TASK GOAL:
Read the entries below and pull out each line with the string "this".

--- START SUPPLIED ENTRIES ---

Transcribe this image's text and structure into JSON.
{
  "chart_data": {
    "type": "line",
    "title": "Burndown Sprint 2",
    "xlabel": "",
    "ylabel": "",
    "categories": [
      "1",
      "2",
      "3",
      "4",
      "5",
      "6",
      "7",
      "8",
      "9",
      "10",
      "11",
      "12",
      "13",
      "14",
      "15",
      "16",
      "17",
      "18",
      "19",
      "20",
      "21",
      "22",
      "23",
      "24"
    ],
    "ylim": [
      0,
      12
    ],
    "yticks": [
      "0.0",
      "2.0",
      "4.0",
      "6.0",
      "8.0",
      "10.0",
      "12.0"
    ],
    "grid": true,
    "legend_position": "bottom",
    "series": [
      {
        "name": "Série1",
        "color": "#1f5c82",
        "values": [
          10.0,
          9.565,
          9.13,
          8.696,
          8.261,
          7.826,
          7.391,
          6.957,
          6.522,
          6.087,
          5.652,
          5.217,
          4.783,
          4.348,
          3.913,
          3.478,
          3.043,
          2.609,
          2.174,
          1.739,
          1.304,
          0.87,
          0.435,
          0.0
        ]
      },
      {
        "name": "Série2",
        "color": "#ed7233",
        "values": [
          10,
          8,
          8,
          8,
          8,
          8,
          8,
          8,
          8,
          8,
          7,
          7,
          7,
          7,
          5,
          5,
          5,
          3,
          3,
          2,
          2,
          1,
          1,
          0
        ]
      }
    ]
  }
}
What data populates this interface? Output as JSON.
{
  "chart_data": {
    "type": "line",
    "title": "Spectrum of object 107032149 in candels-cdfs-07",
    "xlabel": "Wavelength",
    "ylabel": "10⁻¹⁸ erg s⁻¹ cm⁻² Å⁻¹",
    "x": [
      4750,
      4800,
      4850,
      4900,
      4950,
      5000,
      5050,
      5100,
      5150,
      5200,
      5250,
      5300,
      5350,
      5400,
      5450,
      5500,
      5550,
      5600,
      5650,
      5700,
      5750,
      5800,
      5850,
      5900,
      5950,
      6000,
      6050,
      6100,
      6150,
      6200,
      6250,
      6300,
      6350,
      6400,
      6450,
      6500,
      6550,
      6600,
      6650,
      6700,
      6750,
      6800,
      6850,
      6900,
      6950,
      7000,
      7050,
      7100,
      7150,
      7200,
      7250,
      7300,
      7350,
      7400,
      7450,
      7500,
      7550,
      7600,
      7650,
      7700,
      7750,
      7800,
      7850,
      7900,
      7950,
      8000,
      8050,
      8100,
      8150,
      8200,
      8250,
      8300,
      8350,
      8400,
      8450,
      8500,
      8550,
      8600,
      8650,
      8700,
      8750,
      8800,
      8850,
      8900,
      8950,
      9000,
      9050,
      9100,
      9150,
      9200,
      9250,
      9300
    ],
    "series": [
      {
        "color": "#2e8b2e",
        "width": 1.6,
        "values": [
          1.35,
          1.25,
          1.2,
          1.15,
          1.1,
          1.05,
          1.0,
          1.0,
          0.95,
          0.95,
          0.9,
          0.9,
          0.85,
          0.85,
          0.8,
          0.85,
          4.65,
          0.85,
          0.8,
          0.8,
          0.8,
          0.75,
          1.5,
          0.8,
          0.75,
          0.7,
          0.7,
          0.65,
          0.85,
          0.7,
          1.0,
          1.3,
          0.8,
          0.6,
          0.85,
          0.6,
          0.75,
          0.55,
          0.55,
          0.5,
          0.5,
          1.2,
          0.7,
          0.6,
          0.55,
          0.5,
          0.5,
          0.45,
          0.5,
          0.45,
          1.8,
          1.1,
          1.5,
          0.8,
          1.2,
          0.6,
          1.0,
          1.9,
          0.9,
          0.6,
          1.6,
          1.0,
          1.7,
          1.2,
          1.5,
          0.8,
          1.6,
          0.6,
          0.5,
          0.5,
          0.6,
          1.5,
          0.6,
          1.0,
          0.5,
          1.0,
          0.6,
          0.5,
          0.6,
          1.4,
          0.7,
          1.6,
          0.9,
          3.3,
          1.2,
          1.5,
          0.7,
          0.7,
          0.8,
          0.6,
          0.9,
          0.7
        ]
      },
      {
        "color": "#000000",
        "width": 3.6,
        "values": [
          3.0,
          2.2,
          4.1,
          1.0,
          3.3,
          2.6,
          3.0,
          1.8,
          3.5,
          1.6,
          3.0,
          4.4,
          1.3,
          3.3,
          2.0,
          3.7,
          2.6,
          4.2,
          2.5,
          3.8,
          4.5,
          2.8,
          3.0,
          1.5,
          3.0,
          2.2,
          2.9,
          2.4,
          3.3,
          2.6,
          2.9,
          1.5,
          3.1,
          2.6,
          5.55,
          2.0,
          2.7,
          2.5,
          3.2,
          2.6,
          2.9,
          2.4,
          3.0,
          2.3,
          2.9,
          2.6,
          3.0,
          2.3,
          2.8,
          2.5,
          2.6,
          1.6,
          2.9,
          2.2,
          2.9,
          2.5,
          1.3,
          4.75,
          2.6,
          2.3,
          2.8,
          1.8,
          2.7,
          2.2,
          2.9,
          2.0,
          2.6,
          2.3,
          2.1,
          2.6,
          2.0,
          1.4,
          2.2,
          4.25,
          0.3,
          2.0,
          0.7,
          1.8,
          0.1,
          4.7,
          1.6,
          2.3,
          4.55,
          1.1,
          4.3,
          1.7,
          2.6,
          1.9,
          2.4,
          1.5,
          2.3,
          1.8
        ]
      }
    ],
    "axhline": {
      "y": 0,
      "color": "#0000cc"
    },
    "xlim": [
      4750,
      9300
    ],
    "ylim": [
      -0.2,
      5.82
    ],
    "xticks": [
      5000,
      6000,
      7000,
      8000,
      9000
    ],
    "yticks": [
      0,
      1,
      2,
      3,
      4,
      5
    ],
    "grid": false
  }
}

--- END SUPPLIED ENTRIES ---

PROBLEM SOLUTION:
Transcribe this image's text and structure into JSON.
What data populates this interface? Output as JSON.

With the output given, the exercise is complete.